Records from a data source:

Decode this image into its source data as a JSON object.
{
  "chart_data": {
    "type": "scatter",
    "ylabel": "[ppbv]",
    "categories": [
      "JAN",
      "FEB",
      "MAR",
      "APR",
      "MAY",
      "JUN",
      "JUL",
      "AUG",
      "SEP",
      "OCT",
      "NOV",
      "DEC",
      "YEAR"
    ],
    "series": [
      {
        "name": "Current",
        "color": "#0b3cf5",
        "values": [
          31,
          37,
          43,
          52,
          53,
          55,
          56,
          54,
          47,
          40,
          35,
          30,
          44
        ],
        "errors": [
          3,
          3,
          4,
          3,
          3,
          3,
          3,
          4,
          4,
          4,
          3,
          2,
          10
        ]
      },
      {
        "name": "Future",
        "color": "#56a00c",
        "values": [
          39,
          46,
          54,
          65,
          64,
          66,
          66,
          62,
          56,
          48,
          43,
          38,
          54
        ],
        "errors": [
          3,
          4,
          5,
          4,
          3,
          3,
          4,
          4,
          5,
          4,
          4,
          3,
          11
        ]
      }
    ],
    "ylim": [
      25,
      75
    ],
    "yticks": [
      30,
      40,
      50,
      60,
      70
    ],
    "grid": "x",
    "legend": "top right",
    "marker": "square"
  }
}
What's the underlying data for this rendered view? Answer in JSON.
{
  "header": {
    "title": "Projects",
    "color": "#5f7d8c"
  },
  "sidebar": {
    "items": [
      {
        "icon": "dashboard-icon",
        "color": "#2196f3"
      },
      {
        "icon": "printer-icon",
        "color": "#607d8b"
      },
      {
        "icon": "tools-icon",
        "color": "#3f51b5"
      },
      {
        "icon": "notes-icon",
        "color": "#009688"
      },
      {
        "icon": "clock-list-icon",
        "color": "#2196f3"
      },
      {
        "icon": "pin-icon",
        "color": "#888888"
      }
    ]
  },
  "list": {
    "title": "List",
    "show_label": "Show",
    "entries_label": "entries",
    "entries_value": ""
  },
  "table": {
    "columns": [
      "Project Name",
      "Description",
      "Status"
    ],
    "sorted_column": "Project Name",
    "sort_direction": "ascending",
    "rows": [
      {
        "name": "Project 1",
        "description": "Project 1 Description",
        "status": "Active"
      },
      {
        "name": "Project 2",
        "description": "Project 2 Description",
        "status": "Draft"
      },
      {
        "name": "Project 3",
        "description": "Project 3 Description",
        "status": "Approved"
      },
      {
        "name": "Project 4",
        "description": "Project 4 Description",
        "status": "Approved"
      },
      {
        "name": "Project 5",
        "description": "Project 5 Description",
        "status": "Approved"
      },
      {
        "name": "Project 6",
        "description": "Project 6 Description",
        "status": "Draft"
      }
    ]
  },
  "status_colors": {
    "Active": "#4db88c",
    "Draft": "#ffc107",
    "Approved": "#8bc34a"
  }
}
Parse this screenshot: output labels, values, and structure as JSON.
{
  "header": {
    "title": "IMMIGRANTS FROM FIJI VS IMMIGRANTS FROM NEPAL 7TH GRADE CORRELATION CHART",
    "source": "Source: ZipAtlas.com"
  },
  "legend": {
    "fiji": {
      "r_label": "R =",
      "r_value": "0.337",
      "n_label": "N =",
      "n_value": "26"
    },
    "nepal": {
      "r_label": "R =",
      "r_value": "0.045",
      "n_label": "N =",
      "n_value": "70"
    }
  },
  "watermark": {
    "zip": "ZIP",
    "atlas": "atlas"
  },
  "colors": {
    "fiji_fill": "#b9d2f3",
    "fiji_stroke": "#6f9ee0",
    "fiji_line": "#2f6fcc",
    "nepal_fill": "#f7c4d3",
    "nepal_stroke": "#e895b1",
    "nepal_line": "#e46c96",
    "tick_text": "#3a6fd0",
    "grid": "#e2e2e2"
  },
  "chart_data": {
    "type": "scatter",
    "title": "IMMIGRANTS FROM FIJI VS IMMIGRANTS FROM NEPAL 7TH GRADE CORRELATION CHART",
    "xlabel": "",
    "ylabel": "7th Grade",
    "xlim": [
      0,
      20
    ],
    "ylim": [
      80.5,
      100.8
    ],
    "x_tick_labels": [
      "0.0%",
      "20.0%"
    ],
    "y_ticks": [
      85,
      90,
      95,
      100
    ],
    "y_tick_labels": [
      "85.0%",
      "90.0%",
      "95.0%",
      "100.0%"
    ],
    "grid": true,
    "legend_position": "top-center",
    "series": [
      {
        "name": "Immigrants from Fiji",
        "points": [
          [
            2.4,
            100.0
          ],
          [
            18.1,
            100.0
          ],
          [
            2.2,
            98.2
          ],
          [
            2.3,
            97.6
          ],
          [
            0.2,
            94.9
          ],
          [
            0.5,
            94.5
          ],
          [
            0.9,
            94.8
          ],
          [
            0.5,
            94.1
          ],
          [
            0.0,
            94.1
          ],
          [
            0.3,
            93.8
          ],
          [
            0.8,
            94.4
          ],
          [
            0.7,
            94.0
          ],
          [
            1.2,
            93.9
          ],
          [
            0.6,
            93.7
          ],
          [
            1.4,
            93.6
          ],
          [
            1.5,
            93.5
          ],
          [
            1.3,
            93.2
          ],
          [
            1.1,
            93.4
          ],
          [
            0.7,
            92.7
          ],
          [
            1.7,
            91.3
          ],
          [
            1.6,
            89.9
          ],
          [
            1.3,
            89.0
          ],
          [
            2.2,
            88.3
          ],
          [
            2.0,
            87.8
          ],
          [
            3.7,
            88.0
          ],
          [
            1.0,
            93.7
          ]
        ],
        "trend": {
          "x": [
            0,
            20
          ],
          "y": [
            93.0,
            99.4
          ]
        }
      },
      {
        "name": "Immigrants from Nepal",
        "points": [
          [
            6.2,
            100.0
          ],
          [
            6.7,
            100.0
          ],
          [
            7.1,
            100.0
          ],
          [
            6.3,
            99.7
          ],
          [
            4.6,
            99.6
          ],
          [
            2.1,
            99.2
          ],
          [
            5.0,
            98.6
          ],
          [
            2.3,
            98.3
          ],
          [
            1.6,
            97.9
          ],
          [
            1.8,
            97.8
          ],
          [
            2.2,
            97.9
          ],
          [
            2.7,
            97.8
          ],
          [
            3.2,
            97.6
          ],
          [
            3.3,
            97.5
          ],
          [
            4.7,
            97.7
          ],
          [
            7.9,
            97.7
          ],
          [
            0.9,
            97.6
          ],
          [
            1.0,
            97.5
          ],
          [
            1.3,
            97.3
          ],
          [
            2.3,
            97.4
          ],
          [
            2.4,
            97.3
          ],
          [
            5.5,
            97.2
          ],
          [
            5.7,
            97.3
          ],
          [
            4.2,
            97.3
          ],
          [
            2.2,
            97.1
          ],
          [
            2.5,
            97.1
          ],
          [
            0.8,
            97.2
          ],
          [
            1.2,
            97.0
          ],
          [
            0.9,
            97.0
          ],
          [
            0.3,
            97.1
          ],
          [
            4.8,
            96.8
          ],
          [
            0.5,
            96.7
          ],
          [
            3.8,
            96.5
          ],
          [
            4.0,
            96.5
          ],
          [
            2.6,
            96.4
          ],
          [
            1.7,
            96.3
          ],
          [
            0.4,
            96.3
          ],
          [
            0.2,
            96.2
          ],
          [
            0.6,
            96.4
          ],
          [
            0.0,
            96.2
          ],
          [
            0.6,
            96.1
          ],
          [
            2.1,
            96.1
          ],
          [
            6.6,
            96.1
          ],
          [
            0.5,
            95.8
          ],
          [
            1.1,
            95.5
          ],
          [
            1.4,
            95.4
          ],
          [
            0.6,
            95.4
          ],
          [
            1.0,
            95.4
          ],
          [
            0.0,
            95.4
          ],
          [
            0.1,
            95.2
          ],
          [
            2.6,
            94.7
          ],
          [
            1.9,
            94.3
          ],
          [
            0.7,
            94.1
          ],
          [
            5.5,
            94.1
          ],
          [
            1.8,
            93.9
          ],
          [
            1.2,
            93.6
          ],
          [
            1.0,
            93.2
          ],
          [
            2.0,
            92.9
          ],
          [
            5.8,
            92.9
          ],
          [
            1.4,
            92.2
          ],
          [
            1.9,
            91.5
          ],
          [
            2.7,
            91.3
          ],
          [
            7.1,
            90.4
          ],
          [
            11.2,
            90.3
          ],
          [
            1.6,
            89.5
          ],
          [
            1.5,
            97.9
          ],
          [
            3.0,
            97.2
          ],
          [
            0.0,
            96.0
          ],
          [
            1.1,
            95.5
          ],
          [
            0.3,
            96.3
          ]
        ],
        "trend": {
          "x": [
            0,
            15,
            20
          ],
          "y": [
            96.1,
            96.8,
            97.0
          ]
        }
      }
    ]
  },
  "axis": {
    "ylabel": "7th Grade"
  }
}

WHAT YOU NEED TO DO
Go through the records and gather the lines that hold "this".

THE ANSWER
Decode this image into its source data as a JSON object.
What's the underlying data for this rendered view? Answer in JSON.
Parse this screenshot: output labels, values, and structure as JSON.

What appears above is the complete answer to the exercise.